- TASK
Produce an exact copy of all the data below, dropping every image.
··· RECORDS SHOWN ···
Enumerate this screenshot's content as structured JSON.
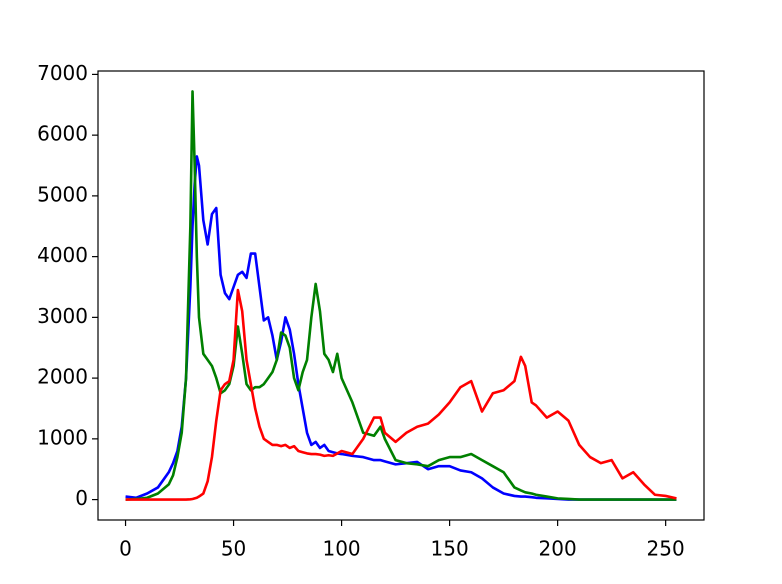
{
  "chart_data": {
    "type": "line",
    "x": [
      0,
      5,
      10,
      15,
      20,
      22,
      24,
      26,
      28,
      30,
      31,
      32,
      33,
      34,
      36,
      38,
      40,
      42,
      44,
      46,
      48,
      50,
      52,
      54,
      56,
      58,
      60,
      62,
      64,
      66,
      68,
      70,
      72,
      74,
      76,
      78,
      80,
      82,
      84,
      86,
      88,
      90,
      92,
      94,
      96,
      98,
      100,
      105,
      110,
      115,
      118,
      120,
      125,
      130,
      135,
      140,
      145,
      150,
      155,
      160,
      165,
      170,
      175,
      180,
      183,
      185,
      188,
      190,
      195,
      200,
      205,
      210,
      215,
      220,
      225,
      230,
      235,
      240,
      245,
      250,
      255
    ],
    "series": [
      {
        "name": "b",
        "color": "#0000ff",
        "values": [
          50,
          30,
          100,
          200,
          450,
          600,
          800,
          1200,
          2000,
          3500,
          4500,
          5200,
          5650,
          5500,
          4600,
          4200,
          4700,
          4800,
          3700,
          3400,
          3300,
          3500,
          3700,
          3750,
          3650,
          4050,
          4050,
          3500,
          2950,
          3000,
          2700,
          2300,
          2600,
          3000,
          2800,
          2400,
          1900,
          1500,
          1100,
          900,
          950,
          850,
          900,
          800,
          780,
          760,
          750,
          720,
          700,
          650,
          650,
          630,
          580,
          600,
          620,
          500,
          550,
          550,
          480,
          450,
          350,
          200,
          100,
          60,
          50,
          50,
          40,
          30,
          20,
          10,
          0,
          0,
          0,
          0,
          0,
          0,
          0,
          0,
          0,
          0,
          0
        ]
      },
      {
        "name": "g",
        "color": "#008000",
        "values": [
          0,
          10,
          30,
          100,
          250,
          400,
          700,
          1100,
          2000,
          4500,
          6720,
          5500,
          4000,
          3000,
          2400,
          2300,
          2200,
          2000,
          1750,
          1800,
          1900,
          2200,
          2850,
          2400,
          1900,
          1800,
          1850,
          1850,
          1900,
          2000,
          2100,
          2300,
          2750,
          2700,
          2500,
          2000,
          1800,
          2100,
          2300,
          3000,
          3550,
          3100,
          2400,
          2300,
          2100,
          2400,
          2000,
          1600,
          1100,
          1050,
          1200,
          1000,
          650,
          600,
          580,
          550,
          650,
          700,
          700,
          750,
          650,
          550,
          450,
          200,
          150,
          120,
          100,
          80,
          50,
          20,
          10,
          0,
          0,
          0,
          0,
          0,
          0,
          0,
          0,
          0,
          0
        ]
      },
      {
        "name": "r",
        "color": "#ff0000",
        "values": [
          0,
          0,
          0,
          0,
          0,
          0,
          0,
          0,
          0,
          5,
          10,
          20,
          30,
          50,
          100,
          300,
          700,
          1300,
          1800,
          1900,
          1950,
          2300,
          3450,
          3100,
          2300,
          1900,
          1500,
          1200,
          1000,
          950,
          900,
          900,
          880,
          900,
          850,
          880,
          800,
          780,
          760,
          750,
          750,
          740,
          720,
          730,
          720,
          760,
          800,
          750,
          1000,
          1350,
          1350,
          1100,
          950,
          1100,
          1200,
          1250,
          1400,
          1600,
          1850,
          1950,
          1450,
          1750,
          1800,
          1950,
          2350,
          2200,
          1600,
          1550,
          1350,
          1450,
          1300,
          900,
          700,
          600,
          650,
          350,
          450,
          250,
          80,
          60,
          20
        ]
      }
    ],
    "xlim": [
      -12.75,
      267.75
    ],
    "ylim": [
      -336,
      7056
    ],
    "xticks": [
      0,
      50,
      100,
      150,
      200,
      250
    ],
    "yticks": [
      0,
      1000,
      2000,
      3000,
      4000,
      5000,
      6000,
      7000
    ],
    "grid": false
  }
}
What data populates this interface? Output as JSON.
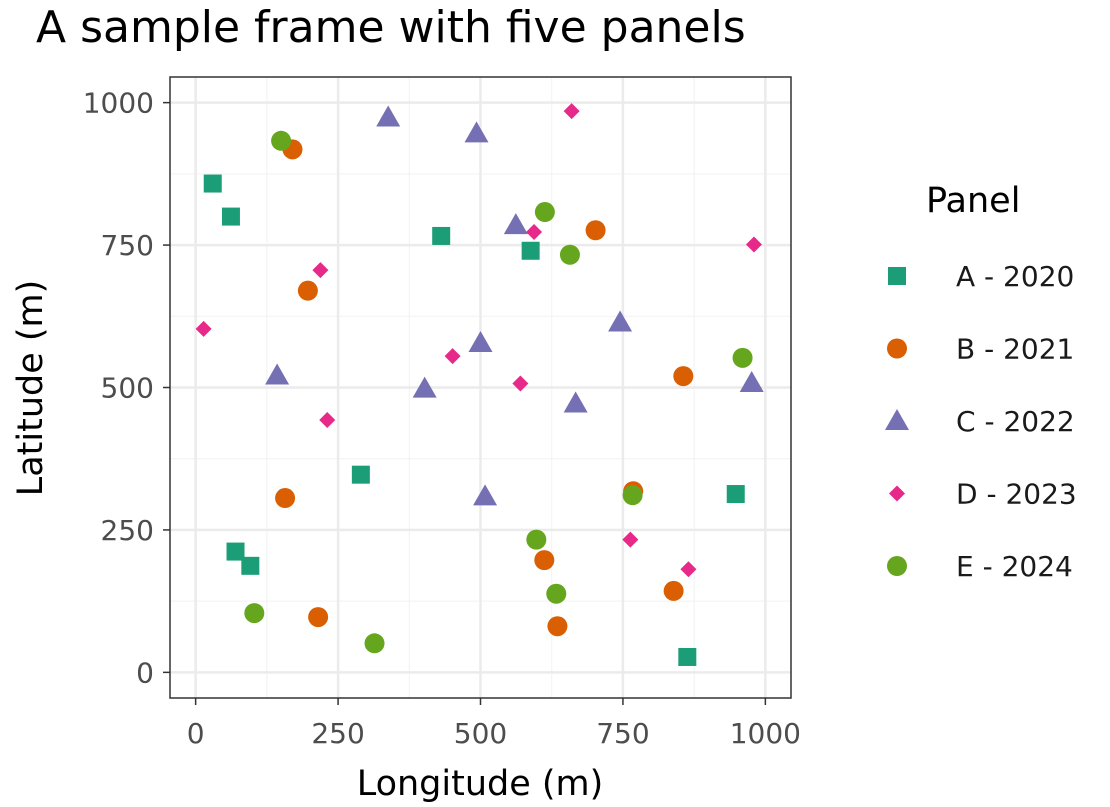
{
  "chart_data": {
    "type": "scatter",
    "title": "A sample frame with five panels",
    "xlabel": "Longitude (m)",
    "ylabel": "Latitude (m)",
    "xlim": [
      -45,
      1045
    ],
    "ylim": [
      -45,
      1045
    ],
    "x_ticks": [
      0,
      250,
      500,
      750,
      1000
    ],
    "y_ticks": [
      0,
      250,
      500,
      750,
      1000
    ],
    "x_tick_labels": [
      "0",
      "250",
      "500",
      "750",
      "1000"
    ],
    "y_tick_labels": [
      "0",
      "250",
      "500",
      "750",
      "1000"
    ],
    "grid": true,
    "legend": {
      "title": "Panel",
      "position": "right"
    },
    "series": [
      {
        "name": "A - 2020",
        "color": "#1b9e77",
        "shape": "square",
        "points": [
          [
            30,
            858
          ],
          [
            62,
            800
          ],
          [
            431,
            766
          ],
          [
            588,
            740
          ],
          [
            290,
            347
          ],
          [
            948,
            313
          ],
          [
            70,
            212
          ],
          [
            96,
            187
          ],
          [
            863,
            27
          ]
        ]
      },
      {
        "name": "B - 2021",
        "color": "#d95f02",
        "shape": "circle",
        "points": [
          [
            170,
            918
          ],
          [
            702,
            776
          ],
          [
            197,
            670
          ],
          [
            856,
            520
          ],
          [
            768,
            318
          ],
          [
            157,
            306
          ],
          [
            612,
            197
          ],
          [
            215,
            97
          ],
          [
            839,
            143
          ],
          [
            635,
            81
          ]
        ]
      },
      {
        "name": "C - 2022",
        "color": "#7570b3",
        "shape": "triangle",
        "points": [
          [
            338,
            974
          ],
          [
            493,
            946
          ],
          [
            562,
            785
          ],
          [
            745,
            614
          ],
          [
            500,
            578
          ],
          [
            143,
            521
          ],
          [
            402,
            498
          ],
          [
            976,
            508
          ],
          [
            667,
            472
          ],
          [
            508,
            309
          ]
        ]
      },
      {
        "name": "D - 2023",
        "color": "#e7298a",
        "shape": "diamond",
        "points": [
          [
            660,
            985
          ],
          [
            594,
            773
          ],
          [
            980,
            751
          ],
          [
            219,
            706
          ],
          [
            14,
            603
          ],
          [
            451,
            555
          ],
          [
            570,
            507
          ],
          [
            231,
            443
          ],
          [
            763,
            233
          ],
          [
            865,
            181
          ]
        ]
      },
      {
        "name": "E - 2024",
        "color": "#66a61e",
        "shape": "circle",
        "points": [
          [
            150,
            933
          ],
          [
            613,
            808
          ],
          [
            657,
            733
          ],
          [
            960,
            552
          ],
          [
            767,
            311
          ],
          [
            598,
            233
          ],
          [
            633,
            138
          ],
          [
            103,
            104
          ],
          [
            314,
            51
          ]
        ]
      }
    ]
  }
}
···
- FULL OUTPUT
Enumerate this screenshot's content as structured JSON.
{
  "chart_data": {
    "type": "line",
    "x": [
      0,
      5,
      10,
      15,
      20,
      22,
      24,
      26,
      28,
      30,
      31,
      32,
      33,
      34,
      36,
      38,
      40,
      42,
      44,
      46,
      48,
      50,
      52,
      54,
      56,
      58,
      60,
      62,
      64,
      66,
      68,
      70,
      72,
      74,
      76,
      78,
      80,
      82,
      84,
      86,
      88,
      90,
      92,
      94,
      96,
      98,
      100,
      105,
      110,
      115,
      118,
      120,
      125,
      130,
      135,
      140,
      145,
      150,
      155,
      160,
      165,
      170,
      175,
      180,
      183,
      185,
      188,
      190,
      195,
      200,
      205,
      210,
      215,
      220,
      225,
      230,
      235,
      240,
      245,
      250,
      255
    ],
    "series": [
      {
        "name": "b",
        "color": "#0000ff",
        "values": [
          50,
          30,
          100,
          200,
          450,
          600,
          800,
          1200,
          2000,
          3500,
          4500,
          5200,
          5650,
          5500,
          4600,
          4200,
          4700,
          4800,
          3700,
          3400,
          3300,
          3500,
          3700,
          3750,
          3650,
          4050,
          4050,
          3500,
          2950,
          3000,
          2700,
          2300,
          2600,
          3000,
          2800,
          2400,
          1900,
          1500,
          1100,
          900,
          950,
          850,
          900,
          800,
          780,
          760,
          750,
          720,
          700,
          650,
          650,
          630,
          580,
          600,
          620,
          500,
          550,
          550,
          480,
          450,
          350,
          200,
          100,
          60,
          50,
          50,
          40,
          30,
          20,
          10,
          0,
          0,
          0,
          0,
          0,
          0,
          0,
          0,
          0,
          0,
          0
        ]
      },
      {
        "name": "g",
        "color": "#008000",
        "values": [
          0,
          10,
          30,
          100,
          250,
          400,
          700,
          1100,
          2000,
          4500,
          6720,
          5500,
          4000,
          3000,
          2400,
          2300,
          2200,
          2000,
          1750,
          1800,
          1900,
          2200,
          2850,
          2400,
          1900,
          1800,
          1850,
          1850,
          1900,
          2000,
          2100,
          2300,
          2750,
          2700,
          2500,
          2000,
          1800,
          2100,
          2300,
          3000,
          3550,
          3100,
          2400,
          2300,
          2100,
          2400,
          2000,
          1600,
          1100,
          1050,
          1200,
          1000,
          650,
          600,
          580,
          550,
          650,
          700,
          700,
          750,
          650,
          550,
          450,
          200,
          150,
          120,
          100,
          80,
          50,
          20,
          10,
          0,
          0,
          0,
          0,
          0,
          0,
          0,
          0,
          0,
          0
        ]
      },
      {
        "name": "r",
        "color": "#ff0000",
        "values": [
          0,
          0,
          0,
          0,
          0,
          0,
          0,
          0,
          0,
          5,
          10,
          20,
          30,
          50,
          100,
          300,
          700,
          1300,
          1800,
          1900,
          1950,
          2300,
          3450,
          3100,
          2300,
          1900,
          1500,
          1200,
          1000,
          950,
          900,
          900,
          880,
          900,
          850,
          880,
          800,
          780,
          760,
          750,
          750,
          740,
          720,
          730,
          720,
          760,
          800,
          750,
          1000,
          1350,
          1350,
          1100,
          950,
          1100,
          1200,
          1250,
          1400,
          1600,
          1850,
          1950,
          1450,
          1750,
          1800,
          1950,
          2350,
          2200,
          1600,
          1550,
          1350,
          1450,
          1300,
          900,
          700,
          600,
          650,
          350,
          450,
          250,
          80,
          60,
          20
        ]
      }
    ],
    "xlim": [
      -12.75,
      267.75
    ],
    "ylim": [
      -336,
      7056
    ],
    "xticks": [
      0,
      50,
      100,
      150,
      200,
      250
    ],
    "yticks": [
      0,
      1000,
      2000,
      3000,
      4000,
      5000,
      6000,
      7000
    ],
    "grid": false
  }
}
What data populates this interface? Output as JSON.
{
  "chart_data": {
    "type": "scatter",
    "title": "A sample frame with five panels",
    "xlabel": "Longitude (m)",
    "ylabel": "Latitude (m)",
    "xlim": [
      -45,
      1045
    ],
    "ylim": [
      -45,
      1045
    ],
    "x_ticks": [
      0,
      250,
      500,
      750,
      1000
    ],
    "y_ticks": [
      0,
      250,
      500,
      750,
      1000
    ],
    "x_tick_labels": [
      "0",
      "250",
      "500",
      "750",
      "1000"
    ],
    "y_tick_labels": [
      "0",
      "250",
      "500",
      "750",
      "1000"
    ],
    "grid": true,
    "legend": {
      "title": "Panel",
      "position": "right"
    },
    "series": [
      {
        "name": "A - 2020",
        "color": "#1b9e77",
        "shape": "square",
        "points": [
          [
            30,
            858
          ],
          [
            62,
            800
          ],
          [
            431,
            766
          ],
          [
            588,
            740
          ],
          [
            290,
            347
          ],
          [
            948,
            313
          ],
          [
            70,
            212
          ],
          [
            96,
            187
          ],
          [
            863,
            27
          ]
        ]
      },
      {
        "name": "B - 2021",
        "color": "#d95f02",
        "shape": "circle",
        "points": [
          [
            170,
            918
          ],
          [
            702,
            776
          ],
          [
            197,
            670
          ],
          [
            856,
            520
          ],
          [
            768,
            318
          ],
          [
            157,
            306
          ],
          [
            612,
            197
          ],
          [
            215,
            97
          ],
          [
            839,
            143
          ],
          [
            635,
            81
          ]
        ]
      },
      {
        "name": "C - 2022",
        "color": "#7570b3",
        "shape": "triangle",
        "points": [
          [
            338,
            974
          ],
          [
            493,
            946
          ],
          [
            562,
            785
          ],
          [
            745,
            614
          ],
          [
            500,
            578
          ],
          [
            143,
            521
          ],
          [
            402,
            498
          ],
          [
            976,
            508
          ],
          [
            667,
            472
          ],
          [
            508,
            309
          ]
        ]
      },
      {
        "name": "D - 2023",
        "color": "#e7298a",
        "shape": "diamond",
        "points": [
          [
            660,
            985
          ],
          [
            594,
            773
          ],
          [
            980,
            751
          ],
          [
            219,
            706
          ],
          [
            14,
            603
          ],
          [
            451,
            555
          ],
          [
            570,
            507
          ],
          [
            231,
            443
          ],
          [
            763,
            233
          ],
          [
            865,
            181
          ]
        ]
      },
      {
        "name": "E - 2024",
        "color": "#66a61e",
        "shape": "circle",
        "points": [
          [
            150,
            933
          ],
          [
            613,
            808
          ],
          [
            657,
            733
          ],
          [
            960,
            552
          ],
          [
            767,
            311
          ],
          [
            598,
            233
          ],
          [
            633,
            138
          ],
          [
            103,
            104
          ],
          [
            314,
            51
          ]
        ]
      }
    ]
  }
}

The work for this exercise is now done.